_Data shown_
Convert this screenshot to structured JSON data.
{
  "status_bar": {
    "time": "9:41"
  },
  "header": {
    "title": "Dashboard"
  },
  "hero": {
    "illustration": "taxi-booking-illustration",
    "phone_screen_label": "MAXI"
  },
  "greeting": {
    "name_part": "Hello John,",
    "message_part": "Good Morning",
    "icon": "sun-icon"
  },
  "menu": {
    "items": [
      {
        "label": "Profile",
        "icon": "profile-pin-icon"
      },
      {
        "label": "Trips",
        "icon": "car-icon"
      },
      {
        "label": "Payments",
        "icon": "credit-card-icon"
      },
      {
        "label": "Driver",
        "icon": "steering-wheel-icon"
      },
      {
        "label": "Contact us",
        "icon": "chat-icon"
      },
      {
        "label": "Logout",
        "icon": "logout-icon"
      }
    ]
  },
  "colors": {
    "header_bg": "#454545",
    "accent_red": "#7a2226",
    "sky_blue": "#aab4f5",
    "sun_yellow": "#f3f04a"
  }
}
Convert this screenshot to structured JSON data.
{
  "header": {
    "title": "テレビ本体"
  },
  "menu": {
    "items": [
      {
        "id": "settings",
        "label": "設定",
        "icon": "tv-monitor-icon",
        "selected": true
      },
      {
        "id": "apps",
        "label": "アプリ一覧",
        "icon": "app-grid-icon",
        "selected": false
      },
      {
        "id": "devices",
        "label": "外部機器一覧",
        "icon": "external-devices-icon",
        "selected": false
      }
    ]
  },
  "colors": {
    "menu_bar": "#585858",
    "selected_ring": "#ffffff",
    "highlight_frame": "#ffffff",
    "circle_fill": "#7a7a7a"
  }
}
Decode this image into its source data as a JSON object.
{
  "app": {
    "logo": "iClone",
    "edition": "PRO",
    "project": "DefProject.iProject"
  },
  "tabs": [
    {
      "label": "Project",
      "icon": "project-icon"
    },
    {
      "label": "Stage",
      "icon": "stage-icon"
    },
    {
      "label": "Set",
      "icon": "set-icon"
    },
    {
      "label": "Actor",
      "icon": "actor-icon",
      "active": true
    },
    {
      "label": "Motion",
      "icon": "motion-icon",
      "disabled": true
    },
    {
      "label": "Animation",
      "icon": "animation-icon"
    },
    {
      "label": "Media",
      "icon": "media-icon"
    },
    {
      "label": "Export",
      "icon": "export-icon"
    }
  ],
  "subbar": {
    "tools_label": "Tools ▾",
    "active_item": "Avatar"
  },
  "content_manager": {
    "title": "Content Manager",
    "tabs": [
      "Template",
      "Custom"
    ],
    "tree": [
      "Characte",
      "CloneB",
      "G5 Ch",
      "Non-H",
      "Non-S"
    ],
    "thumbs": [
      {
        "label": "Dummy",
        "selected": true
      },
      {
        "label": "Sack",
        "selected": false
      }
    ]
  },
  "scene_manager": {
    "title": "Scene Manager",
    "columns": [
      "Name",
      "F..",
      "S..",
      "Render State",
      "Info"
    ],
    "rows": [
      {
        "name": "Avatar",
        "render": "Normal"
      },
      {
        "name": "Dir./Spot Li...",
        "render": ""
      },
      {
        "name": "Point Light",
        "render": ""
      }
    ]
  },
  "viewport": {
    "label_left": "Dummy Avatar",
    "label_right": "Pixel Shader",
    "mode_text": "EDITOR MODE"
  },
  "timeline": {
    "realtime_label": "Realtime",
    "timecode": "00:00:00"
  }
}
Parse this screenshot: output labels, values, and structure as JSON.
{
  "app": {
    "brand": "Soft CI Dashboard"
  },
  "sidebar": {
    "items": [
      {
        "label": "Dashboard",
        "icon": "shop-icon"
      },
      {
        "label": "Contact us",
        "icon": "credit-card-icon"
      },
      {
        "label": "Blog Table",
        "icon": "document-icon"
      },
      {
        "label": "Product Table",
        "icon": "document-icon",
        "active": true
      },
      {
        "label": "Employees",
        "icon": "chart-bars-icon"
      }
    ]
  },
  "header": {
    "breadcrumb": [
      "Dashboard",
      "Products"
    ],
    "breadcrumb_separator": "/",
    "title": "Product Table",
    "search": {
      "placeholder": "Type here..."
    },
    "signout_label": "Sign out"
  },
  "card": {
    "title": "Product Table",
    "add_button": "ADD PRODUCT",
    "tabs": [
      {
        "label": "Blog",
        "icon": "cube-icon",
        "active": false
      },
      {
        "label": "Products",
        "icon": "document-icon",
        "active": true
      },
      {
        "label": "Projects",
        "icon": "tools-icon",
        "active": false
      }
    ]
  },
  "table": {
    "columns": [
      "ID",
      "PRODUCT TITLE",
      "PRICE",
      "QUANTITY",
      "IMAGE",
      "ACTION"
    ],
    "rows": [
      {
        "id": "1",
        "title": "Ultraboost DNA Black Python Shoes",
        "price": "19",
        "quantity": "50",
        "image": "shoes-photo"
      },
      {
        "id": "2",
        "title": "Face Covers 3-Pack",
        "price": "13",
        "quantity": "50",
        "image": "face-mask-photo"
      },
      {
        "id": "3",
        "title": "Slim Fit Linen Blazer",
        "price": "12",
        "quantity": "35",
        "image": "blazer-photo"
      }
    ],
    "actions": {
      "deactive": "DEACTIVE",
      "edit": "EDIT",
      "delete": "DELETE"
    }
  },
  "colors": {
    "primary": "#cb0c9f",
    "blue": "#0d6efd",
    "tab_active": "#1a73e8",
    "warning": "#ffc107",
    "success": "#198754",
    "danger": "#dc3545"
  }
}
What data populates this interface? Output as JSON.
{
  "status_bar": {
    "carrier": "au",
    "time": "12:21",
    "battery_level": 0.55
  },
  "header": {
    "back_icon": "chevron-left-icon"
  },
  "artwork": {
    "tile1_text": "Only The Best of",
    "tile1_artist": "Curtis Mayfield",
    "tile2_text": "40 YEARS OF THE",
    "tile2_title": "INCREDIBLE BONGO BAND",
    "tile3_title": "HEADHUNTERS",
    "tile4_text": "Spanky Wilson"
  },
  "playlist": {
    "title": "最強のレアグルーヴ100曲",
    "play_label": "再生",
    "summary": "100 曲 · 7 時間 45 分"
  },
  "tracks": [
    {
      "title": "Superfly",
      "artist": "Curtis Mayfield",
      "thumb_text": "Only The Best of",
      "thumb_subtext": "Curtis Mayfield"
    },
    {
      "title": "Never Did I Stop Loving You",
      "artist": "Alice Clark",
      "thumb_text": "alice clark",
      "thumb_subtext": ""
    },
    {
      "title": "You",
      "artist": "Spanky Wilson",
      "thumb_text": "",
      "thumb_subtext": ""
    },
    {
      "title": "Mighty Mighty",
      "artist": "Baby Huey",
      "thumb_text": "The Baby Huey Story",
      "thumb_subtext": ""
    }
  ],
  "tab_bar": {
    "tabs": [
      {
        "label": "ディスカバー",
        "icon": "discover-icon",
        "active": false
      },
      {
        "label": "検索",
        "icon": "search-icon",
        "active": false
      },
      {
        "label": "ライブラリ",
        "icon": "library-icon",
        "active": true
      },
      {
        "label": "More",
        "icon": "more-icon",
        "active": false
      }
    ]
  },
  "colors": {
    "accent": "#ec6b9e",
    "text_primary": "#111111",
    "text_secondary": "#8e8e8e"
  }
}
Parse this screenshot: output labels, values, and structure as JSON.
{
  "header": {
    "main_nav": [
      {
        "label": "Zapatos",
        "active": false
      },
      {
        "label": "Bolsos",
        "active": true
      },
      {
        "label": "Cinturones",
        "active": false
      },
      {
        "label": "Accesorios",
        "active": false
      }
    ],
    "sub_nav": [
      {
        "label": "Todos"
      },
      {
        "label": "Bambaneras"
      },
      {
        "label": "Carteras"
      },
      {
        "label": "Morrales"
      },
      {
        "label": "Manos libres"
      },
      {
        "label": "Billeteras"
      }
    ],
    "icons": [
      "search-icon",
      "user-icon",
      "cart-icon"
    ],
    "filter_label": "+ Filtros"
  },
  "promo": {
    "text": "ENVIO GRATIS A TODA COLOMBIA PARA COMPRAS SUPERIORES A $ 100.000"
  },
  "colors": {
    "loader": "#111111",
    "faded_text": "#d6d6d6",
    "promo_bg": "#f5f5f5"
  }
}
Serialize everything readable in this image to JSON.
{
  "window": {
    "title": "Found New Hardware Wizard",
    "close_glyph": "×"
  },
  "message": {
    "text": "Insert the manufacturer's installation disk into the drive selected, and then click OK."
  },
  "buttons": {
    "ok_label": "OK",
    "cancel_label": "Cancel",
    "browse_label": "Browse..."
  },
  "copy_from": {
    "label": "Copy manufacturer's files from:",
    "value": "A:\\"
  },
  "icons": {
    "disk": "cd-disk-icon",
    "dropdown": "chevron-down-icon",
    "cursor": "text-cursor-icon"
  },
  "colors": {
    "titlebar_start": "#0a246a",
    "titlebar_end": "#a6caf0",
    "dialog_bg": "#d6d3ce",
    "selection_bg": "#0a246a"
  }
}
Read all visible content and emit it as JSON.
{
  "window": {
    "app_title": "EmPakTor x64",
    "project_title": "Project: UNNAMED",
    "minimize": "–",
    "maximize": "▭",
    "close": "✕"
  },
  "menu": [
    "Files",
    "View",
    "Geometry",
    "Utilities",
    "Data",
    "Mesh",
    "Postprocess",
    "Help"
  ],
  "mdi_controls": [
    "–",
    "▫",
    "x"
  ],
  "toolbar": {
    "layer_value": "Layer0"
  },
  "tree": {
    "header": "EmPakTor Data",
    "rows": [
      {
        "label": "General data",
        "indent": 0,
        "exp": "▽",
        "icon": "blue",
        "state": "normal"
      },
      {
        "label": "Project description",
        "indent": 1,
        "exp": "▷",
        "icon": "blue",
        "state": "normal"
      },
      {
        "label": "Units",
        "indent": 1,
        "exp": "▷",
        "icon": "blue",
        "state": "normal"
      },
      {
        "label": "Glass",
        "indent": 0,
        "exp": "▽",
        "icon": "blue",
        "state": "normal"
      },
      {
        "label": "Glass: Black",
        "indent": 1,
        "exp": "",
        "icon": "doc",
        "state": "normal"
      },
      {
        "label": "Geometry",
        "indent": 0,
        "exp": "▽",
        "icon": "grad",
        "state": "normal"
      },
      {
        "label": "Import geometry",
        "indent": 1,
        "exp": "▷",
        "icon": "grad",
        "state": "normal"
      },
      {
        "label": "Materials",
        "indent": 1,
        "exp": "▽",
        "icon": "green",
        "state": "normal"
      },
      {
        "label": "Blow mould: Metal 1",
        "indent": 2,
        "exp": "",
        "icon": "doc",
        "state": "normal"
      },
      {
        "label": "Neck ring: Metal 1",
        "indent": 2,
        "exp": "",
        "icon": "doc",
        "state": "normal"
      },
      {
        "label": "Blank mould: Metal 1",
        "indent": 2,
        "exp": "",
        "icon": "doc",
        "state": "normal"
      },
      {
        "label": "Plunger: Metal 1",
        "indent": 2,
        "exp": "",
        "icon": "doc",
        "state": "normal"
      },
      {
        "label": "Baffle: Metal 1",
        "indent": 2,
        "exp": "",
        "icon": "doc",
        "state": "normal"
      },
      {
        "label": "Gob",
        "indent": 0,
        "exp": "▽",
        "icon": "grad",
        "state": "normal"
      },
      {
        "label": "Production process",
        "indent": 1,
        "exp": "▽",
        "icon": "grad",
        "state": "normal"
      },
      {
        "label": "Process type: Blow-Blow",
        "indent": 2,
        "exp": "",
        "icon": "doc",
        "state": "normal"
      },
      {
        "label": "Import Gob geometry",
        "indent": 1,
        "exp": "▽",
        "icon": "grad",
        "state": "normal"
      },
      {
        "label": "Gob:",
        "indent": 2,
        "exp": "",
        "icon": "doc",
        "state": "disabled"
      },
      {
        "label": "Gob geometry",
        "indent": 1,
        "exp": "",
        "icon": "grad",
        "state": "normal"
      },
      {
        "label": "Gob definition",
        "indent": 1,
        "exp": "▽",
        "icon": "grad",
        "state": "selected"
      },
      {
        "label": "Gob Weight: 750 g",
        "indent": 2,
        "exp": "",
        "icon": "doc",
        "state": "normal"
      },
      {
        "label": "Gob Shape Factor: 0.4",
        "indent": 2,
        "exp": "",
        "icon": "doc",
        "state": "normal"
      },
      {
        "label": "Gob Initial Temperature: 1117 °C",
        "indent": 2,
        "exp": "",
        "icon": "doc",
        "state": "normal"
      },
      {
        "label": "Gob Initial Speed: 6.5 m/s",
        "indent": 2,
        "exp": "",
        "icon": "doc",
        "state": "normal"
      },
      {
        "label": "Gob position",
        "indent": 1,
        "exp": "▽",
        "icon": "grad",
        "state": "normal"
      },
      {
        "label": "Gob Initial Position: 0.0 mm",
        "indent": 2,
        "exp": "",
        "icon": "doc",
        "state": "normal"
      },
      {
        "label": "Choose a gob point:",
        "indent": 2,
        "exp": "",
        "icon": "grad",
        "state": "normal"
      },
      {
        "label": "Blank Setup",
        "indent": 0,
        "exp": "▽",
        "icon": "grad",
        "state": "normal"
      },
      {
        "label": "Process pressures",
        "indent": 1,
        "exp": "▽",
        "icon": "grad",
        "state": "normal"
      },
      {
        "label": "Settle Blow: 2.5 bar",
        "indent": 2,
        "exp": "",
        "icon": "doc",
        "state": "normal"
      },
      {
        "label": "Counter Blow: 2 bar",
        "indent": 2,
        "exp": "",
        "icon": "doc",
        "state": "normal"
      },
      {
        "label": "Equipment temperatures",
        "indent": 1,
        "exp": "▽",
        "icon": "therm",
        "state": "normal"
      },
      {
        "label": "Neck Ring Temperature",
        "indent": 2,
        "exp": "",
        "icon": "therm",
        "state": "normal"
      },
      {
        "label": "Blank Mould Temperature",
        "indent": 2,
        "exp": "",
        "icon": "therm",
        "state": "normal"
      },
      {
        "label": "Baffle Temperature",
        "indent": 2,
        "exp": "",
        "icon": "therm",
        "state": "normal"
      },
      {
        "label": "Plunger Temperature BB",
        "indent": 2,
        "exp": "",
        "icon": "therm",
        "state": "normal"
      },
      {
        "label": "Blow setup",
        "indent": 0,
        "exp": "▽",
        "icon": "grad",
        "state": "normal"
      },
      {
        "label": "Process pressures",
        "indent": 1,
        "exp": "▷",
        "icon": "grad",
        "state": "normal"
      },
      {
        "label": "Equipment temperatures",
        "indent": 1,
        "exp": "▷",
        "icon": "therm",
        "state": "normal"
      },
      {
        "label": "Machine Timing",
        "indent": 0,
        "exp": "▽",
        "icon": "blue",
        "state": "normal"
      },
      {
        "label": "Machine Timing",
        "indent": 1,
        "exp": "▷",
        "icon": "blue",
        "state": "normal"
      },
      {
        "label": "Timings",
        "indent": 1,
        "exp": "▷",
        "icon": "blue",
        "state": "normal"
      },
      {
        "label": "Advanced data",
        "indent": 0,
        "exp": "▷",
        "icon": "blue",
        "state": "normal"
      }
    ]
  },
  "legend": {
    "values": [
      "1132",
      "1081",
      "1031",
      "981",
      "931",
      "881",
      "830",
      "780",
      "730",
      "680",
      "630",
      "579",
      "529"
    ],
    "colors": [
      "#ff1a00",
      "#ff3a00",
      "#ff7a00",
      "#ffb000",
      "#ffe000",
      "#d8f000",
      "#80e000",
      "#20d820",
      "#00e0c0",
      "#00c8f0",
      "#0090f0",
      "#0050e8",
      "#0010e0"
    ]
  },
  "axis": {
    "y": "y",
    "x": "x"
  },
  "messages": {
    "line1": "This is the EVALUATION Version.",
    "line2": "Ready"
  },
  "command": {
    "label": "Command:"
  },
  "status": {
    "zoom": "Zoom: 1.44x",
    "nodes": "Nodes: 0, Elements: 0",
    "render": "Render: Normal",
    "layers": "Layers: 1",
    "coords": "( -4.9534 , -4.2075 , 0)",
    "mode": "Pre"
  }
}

_What you have to do_
From the material above, gather all lines that include the string "Best" and copy them.

_Result below_
    "tile1_text": "Only The Best of",
      "thumb_text": "Only The Best of",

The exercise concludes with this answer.